_Data for this exercise:_
━━━━

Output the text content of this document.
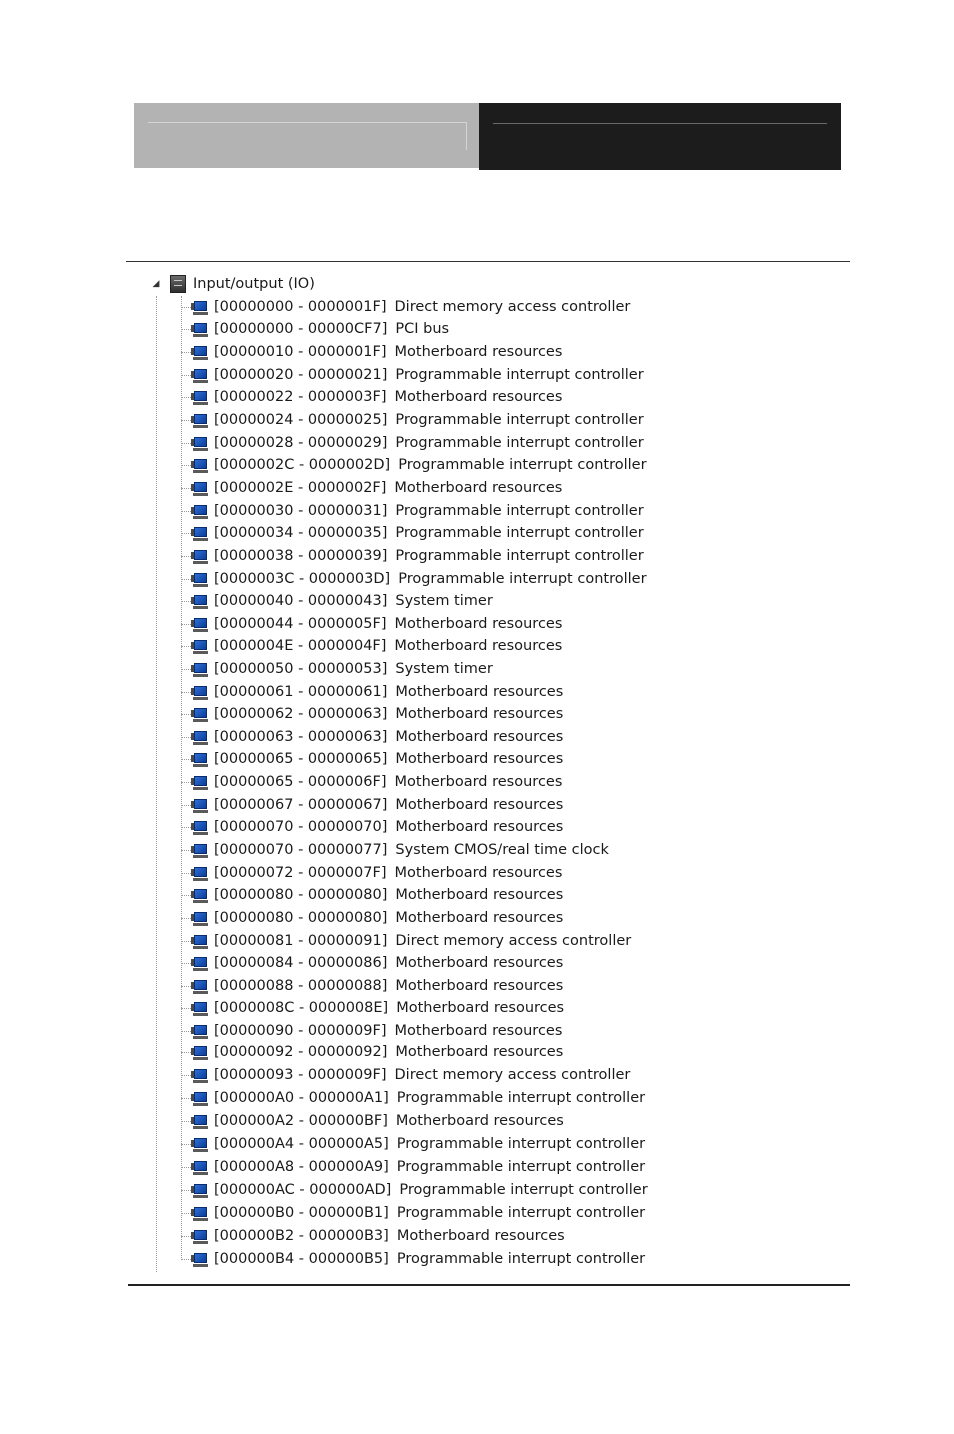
◢ Input/output (IO)
[00000000 - 0000001F] Direct memory access controller
[00000000 - 00000CF7] PCI bus
[00000010 - 0000001F] Motherboard resources
[00000020 - 00000021] Programmable interrupt controller
[00000022 - 0000003F] Motherboard resources
[00000024 - 00000025] Programmable interrupt controller
[00000028 - 00000029] Programmable interrupt controller
[0000002C - 0000002D] Programmable interrupt controller
[0000002E - 0000002F] Motherboard resources
[00000030 - 00000031] Programmable interrupt controller
[00000034 - 00000035] Programmable interrupt controller
[00000038 - 00000039] Programmable interrupt controller
[0000003C - 0000003D] Programmable interrupt controller
[00000040 - 00000043] System timer
[00000044 - 0000005F] Motherboard resources
[0000004E - 0000004F] Motherboard resources
[00000050 - 00000053] System timer
[00000061 - 00000061] Motherboard resources
[00000062 - 00000063] Motherboard resources
[00000063 - 00000063] Motherboard resources
[00000065 - 00000065] Motherboard resources
[00000065 - 0000006F] Motherboard resources
[00000067 - 00000067] Motherboard resources
[00000070 - 00000070] Motherboard resources
[00000070 - 00000077] System CMOS/real time clock
[00000072 - 0000007F] Motherboard resources
[00000080 - 00000080] Motherboard resources
[00000080 - 00000080] Motherboard resources
[00000081 - 00000091] Direct memory access controller
[00000084 - 00000086] Motherboard resources
[00000088 - 00000088] Motherboard resources
[0000008C - 0000008E] Motherboard resources
[00000090 - 0000009F] Motherboard resources
[00000092 - 00000092] Motherboard resources
[00000093 - 0000009F] Direct memory access controller
[000000A0 - 000000A1] Programmable interrupt controller
[000000A2 - 000000BF] Motherboard resources
[000000A4 - 000000A5] Programmable interrupt controller
[000000A8 - 000000A9] Programmable interrupt controller
[000000AC - 000000AD] Programmable interrupt controller
[000000B0 - 000000B1] Programmable interrupt controller
[000000B2 - 000000B3] Motherboard resources
[000000B4 - 000000B5] Programmable interrupt controller
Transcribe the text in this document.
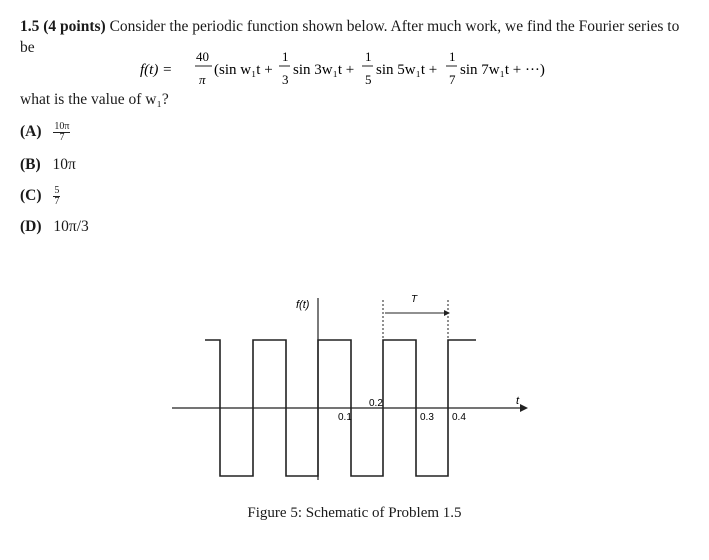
1.5 (4 points) Consider the periodic function shown below. After much work, we find the Fourier series to be
f(t) =
40
π
(sin w₁t +
1
3
sin 3w₁t +
1
5
sin 5w₁t +
1
7
sin 7w₁t + ···)
what is the value of w₁?
$(A) \frac{10\pi}{7}$
(B) 10π
$(C) \frac{5}{7}$
(D) 10π/3
t
f(t)	T
0.1
0.2
0.3 0.4
Figure 5: Schematic of Problem 1.5
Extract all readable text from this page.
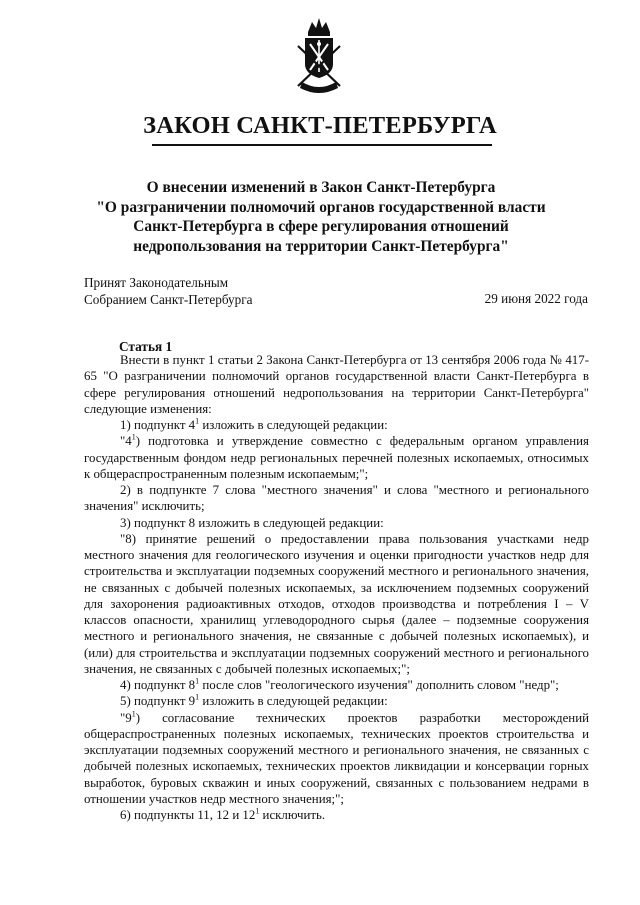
ЗАКОН САНКТ-ПЕТЕРБУРГА
О внесении изменений в Закон Санкт-Петербурга
"О разграничении полномочий органов государственной власти
Санкт-Петербурга в сфере регулирования отношений
недропользования на территории Санкт-Петербурга"
Принят Законодательным
Собранием Санкт-Петербурга	29 июня 2022 года
Статья 1

Внести в пункт 1 статьи 2 Закона Санкт-Петербурга от 13 сентября 2006 года № 417-65 "О разграничении полномочий органов государственной власти Санкт-Петербурга в сфере регулирования отношений недропользования на территории Санкт-Петербурга" следующие изменения:

1) подпункт $4^1$ изложить в следующей редакции:

"$4^1$) подготовка и утверждение совместно с федеральным органом управления государственным фондом недр региональных перечней полезных ископаемых, относимых к общераспространенным полезным ископаемым;";

2) в подпункте 7 слова "местного значения" и слова "местного и регионального значения" исключить;

3) подпункт 8 изложить в следующей редакции:

"8) принятие решений о предоставлении права пользования участками недр местного значения для геологического изучения и оценки пригодности участков недр для строительства и эксплуатации подземных сооружений местного и регионального значения, не связанных с добычей полезных ископаемых, за исключением подземных сооружений для захоронения радиоактивных отходов, отходов производства и потребления I – V классов опасности, хранилищ углеводородного сырья (далее – подземные сооружения местного и регионального значения, не связанные с добычей полезных ископаемых), и (или) для строительства и эксплуатации подземных сооружений местного и регионального значения, не связанных с добычей полезных ископаемых;";

4) подпункт $8^1$ после слов "геологического изучения" дополнить словом "недр";

5) подпункт $9^1$ изложить в следующей редакции:

"$9^1$) согласование технических проектов разработки месторождений общераспространенных полезных ископаемых, технических проектов строительства и эксплуатации подземных сооружений местного и регионального значения, не связанных с добычей полезных ископаемых, технических проектов ликвидации и консервации горных выработок, буровых скважин и иных сооружений, связанных с пользованием недрами в отношении участков недр местного значения;";

6) подпункты 11, 12 и $12^1$ исключить.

━━━━

_Work required:_ Within the material above, find the lines that contain the word "регулирования"; copy them.

_Complete answer:_
Санкт-Петербурга в сфере регулирования отношений
Внести в пункт 1 статьи 2 Закона Санкт-Петербурга от 13 сентября 2006 года № 417-65 "О разграничении полномочий органов государственной власти Санкт-Петербурга в сфере регулирования отношений недропользования на территории Санкт-Петербурга" следующие изменения:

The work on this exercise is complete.